* Start Records provided *

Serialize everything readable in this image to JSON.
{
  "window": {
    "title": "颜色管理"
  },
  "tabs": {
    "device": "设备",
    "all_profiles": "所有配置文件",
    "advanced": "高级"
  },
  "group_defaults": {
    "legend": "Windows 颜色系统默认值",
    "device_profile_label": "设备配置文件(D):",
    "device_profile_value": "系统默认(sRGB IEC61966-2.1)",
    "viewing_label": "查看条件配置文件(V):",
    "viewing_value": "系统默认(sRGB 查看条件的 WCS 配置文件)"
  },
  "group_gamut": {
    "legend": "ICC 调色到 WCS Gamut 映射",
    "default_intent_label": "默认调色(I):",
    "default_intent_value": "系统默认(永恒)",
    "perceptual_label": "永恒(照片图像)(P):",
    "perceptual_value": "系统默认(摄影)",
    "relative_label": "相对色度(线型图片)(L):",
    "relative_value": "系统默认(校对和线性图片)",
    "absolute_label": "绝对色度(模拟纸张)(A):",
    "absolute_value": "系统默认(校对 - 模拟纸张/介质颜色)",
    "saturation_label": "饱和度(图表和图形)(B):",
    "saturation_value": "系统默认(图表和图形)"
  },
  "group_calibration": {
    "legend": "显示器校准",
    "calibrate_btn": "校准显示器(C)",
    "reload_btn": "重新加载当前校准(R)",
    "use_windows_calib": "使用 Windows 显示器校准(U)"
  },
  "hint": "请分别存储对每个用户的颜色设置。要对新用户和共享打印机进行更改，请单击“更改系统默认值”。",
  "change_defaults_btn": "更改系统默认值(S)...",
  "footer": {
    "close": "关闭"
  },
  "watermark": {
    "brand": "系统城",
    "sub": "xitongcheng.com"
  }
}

* End Records provided *

▶ _Goal_: Transcribe every line of the data, exactly as it stands.

▶ _Full response_:
Serialize everything readable in this image to JSON.
{
  "window": {
    "title": "颜色管理"
  },
  "tabs": {
    "device": "设备",
    "all_profiles": "所有配置文件",
    "advanced": "高级"
  },
  "group_defaults": {
    "legend": "Windows 颜色系统默认值",
    "device_profile_label": "设备配置文件(D):",
    "device_profile_value": "系统默认(sRGB IEC61966-2.1)",
    "viewing_label": "查看条件配置文件(V):",
    "viewing_value": "系统默认(sRGB 查看条件的 WCS 配置文件)"
  },
  "group_gamut": {
    "legend": "ICC 调色到 WCS Gamut 映射",
    "default_intent_label": "默认调色(I):",
    "default_intent_value": "系统默认(永恒)",
    "perceptual_label": "永恒(照片图像)(P):",
    "perceptual_value": "系统默认(摄影)",
    "relative_label": "相对色度(线型图片)(L):",
    "relative_value": "系统默认(校对和线性图片)",
    "absolute_label": "绝对色度(模拟纸张)(A):",
    "absolute_value": "系统默认(校对 - 模拟纸张/介质颜色)",
    "saturation_label": "饱和度(图表和图形)(B):",
    "saturation_value": "系统默认(图表和图形)"
  },
  "group_calibration": {
    "legend": "显示器校准",
    "calibrate_btn": "校准显示器(C)",
    "reload_btn": "重新加载当前校准(R)",
    "use_windows_calib": "使用 Windows 显示器校准(U)"
  },
  "hint": "请分别存储对每个用户的颜色设置。要对新用户和共享打印机进行更改，请单击“更改系统默认值”。",
  "change_defaults_btn": "更改系统默认值(S)...",
  "footer": {
    "close": "关闭"
  },
  "watermark": {
    "brand": "系统城",
    "sub": "xitongcheng.com"
  }
}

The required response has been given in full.